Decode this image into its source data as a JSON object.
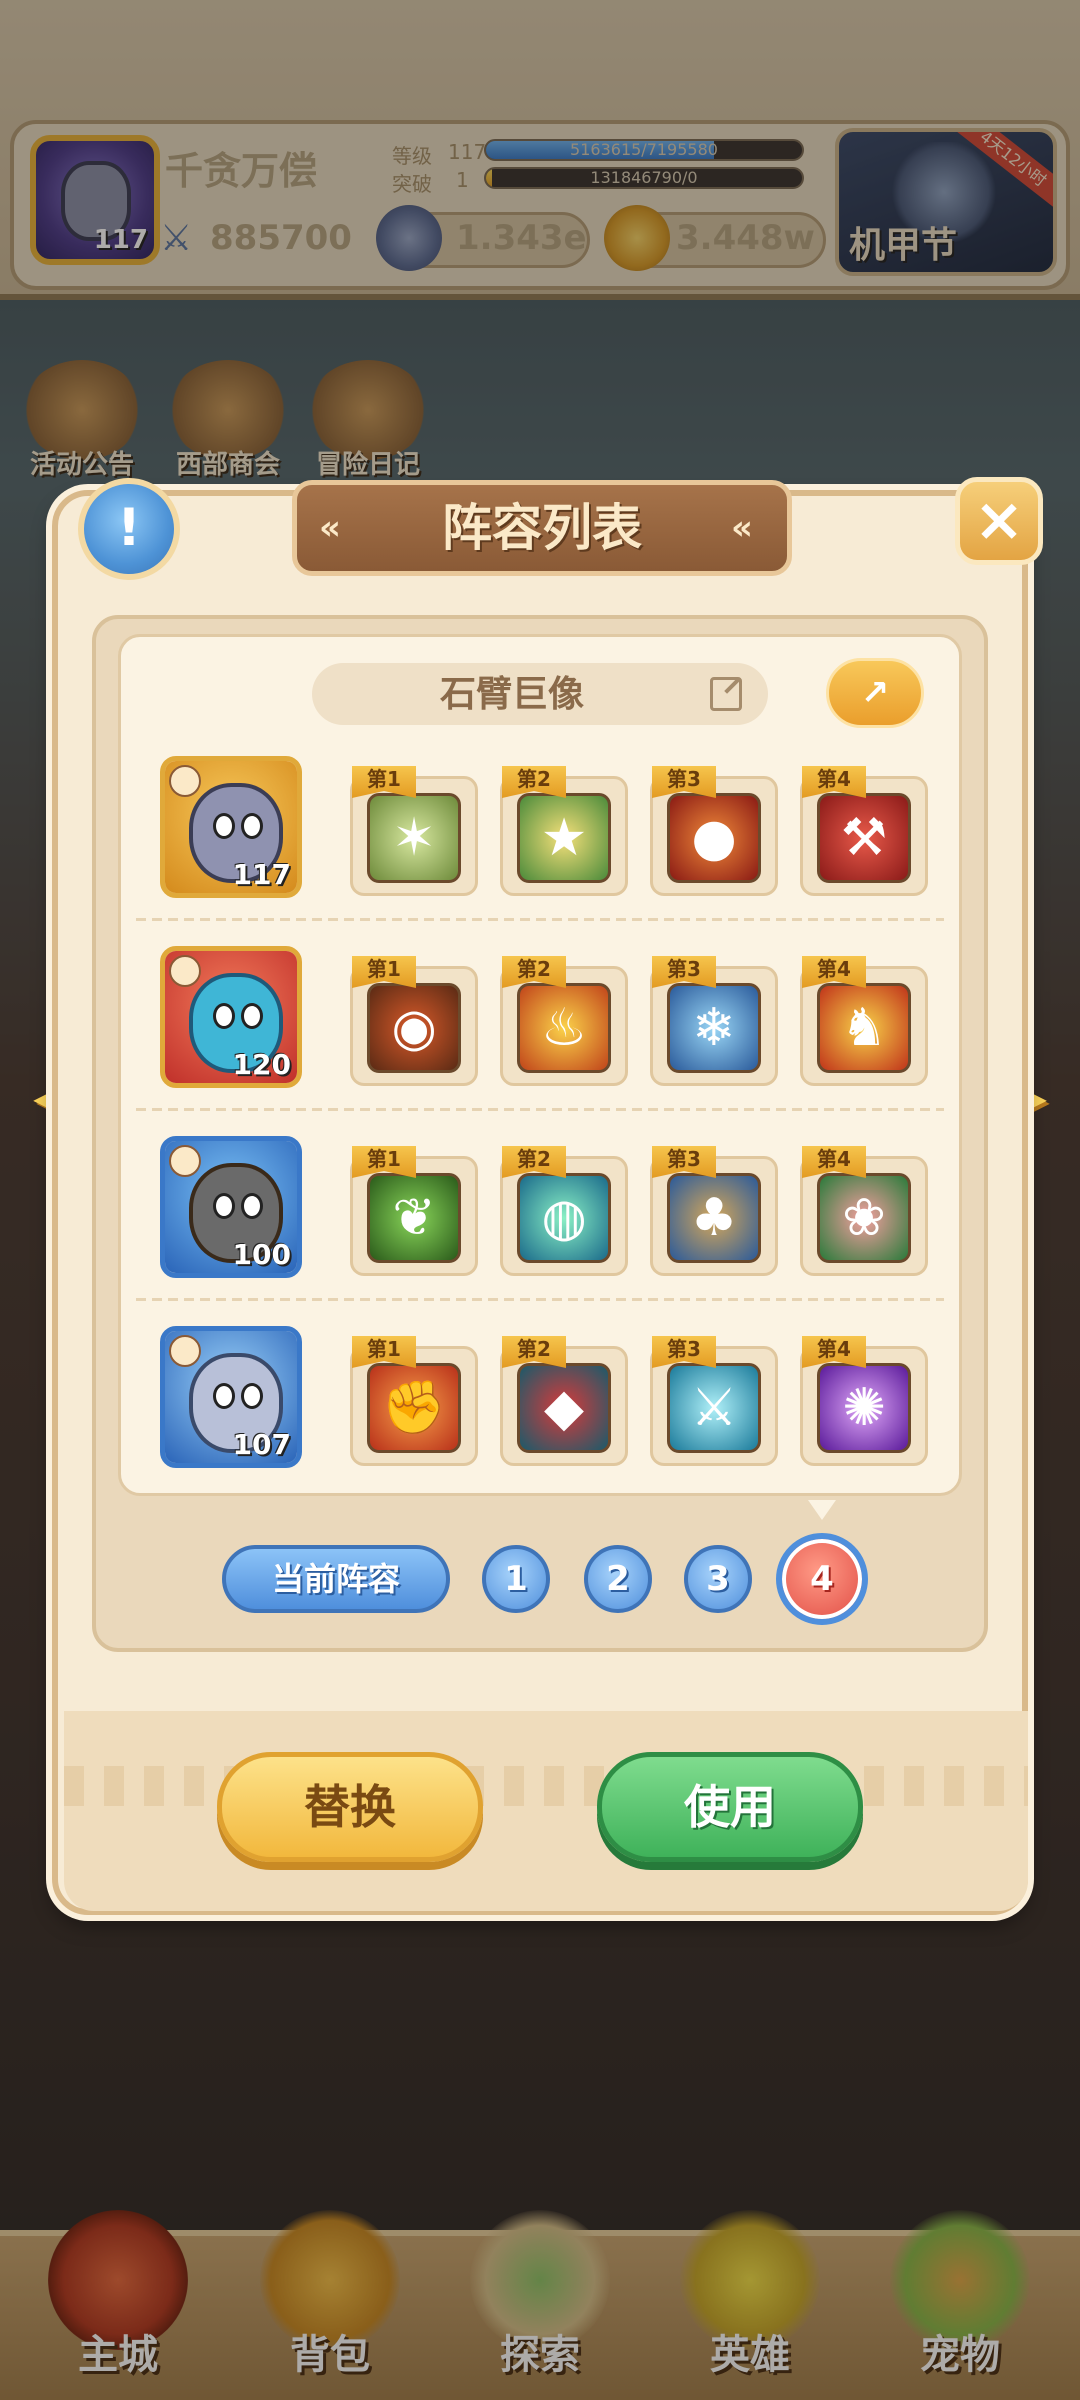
{
  "header": {
    "player_name": "千贪万偿",
    "avatar_level": "117",
    "power": "885700",
    "level_label": "等级",
    "level_value": "117",
    "level_progress_text": "5163615/7195580",
    "level_progress": 0.72,
    "breakthrough_label": "突破",
    "breakthrough_value": "1",
    "breakthrough_progress_text": "131846790/0",
    "breakthrough_progress": 0.02,
    "currency_1": "1.343e",
    "currency_2": "3.448w",
    "event_title": "机甲节",
    "event_ribbon": "4天12小时"
  },
  "side_menu": [
    {
      "label": "活动公告"
    },
    {
      "label": "西部商会"
    },
    {
      "label": "冒险日记"
    }
  ],
  "modal": {
    "title": "阵容列表",
    "lineup_name": "石臂巨像",
    "current_label": "当前阵容",
    "tabs": [
      "1",
      "2",
      "3",
      "4"
    ],
    "active_tab": "4",
    "replace_label": "替换",
    "use_label": "使用",
    "rows": [
      {
        "hero_level": "117",
        "slots": [
          {
            "tag": "第1",
            "icon": "spiked-mace-icon"
          },
          {
            "tag": "第2",
            "icon": "star-shield-icon"
          },
          {
            "tag": "第3",
            "icon": "fire-demon-face-icon"
          },
          {
            "tag": "第4",
            "icon": "red-battle-axe-icon"
          }
        ]
      },
      {
        "hero_level": "120",
        "slots": [
          {
            "tag": "第1",
            "icon": "red-eye-helmet-icon"
          },
          {
            "tag": "第2",
            "icon": "fire-brazier-icon"
          },
          {
            "tag": "第3",
            "icon": "ice-beast-icon"
          },
          {
            "tag": "第4",
            "icon": "fire-dragon-icon"
          }
        ]
      },
      {
        "hero_level": "100",
        "slots": [
          {
            "tag": "第1",
            "icon": "thorn-vines-icon"
          },
          {
            "tag": "第2",
            "icon": "green-orb-icon"
          },
          {
            "tag": "第3",
            "icon": "tree-golem-icon"
          },
          {
            "tag": "第4",
            "icon": "peach-sprout-icon"
          }
        ]
      },
      {
        "hero_level": "107",
        "slots": [
          {
            "tag": "第1",
            "icon": "flaming-fist-icon"
          },
          {
            "tag": "第2",
            "icon": "red-mask-icon"
          },
          {
            "tag": "第3",
            "icon": "ice-trident-icon"
          },
          {
            "tag": "第4",
            "icon": "purple-rune-icon"
          }
        ]
      }
    ]
  },
  "bottom_nav": [
    {
      "label": "主城",
      "active": true
    },
    {
      "label": "背包",
      "active": false
    },
    {
      "label": "探索",
      "active": false
    },
    {
      "label": "英雄",
      "active": false
    },
    {
      "label": "宠物",
      "active": false
    }
  ],
  "colors": {
    "accent_gold": "#e3a443",
    "panel_bg": "#f7ebd5",
    "title_plate": "#8a5a36",
    "tab_blue": "#4f8fdc",
    "tab_active_red": "#e04b43",
    "use_green": "#3fb25a",
    "replace_yellow": "#f2b83d"
  }
}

• • • • •

* [Prompt]
Find every line that has "fire" in it, then return those lines.

* [Expected output]
            "icon": "fire-demon-face-icon"
            "icon": "fire-brazier-icon"
            "icon": "fire-dragon-icon"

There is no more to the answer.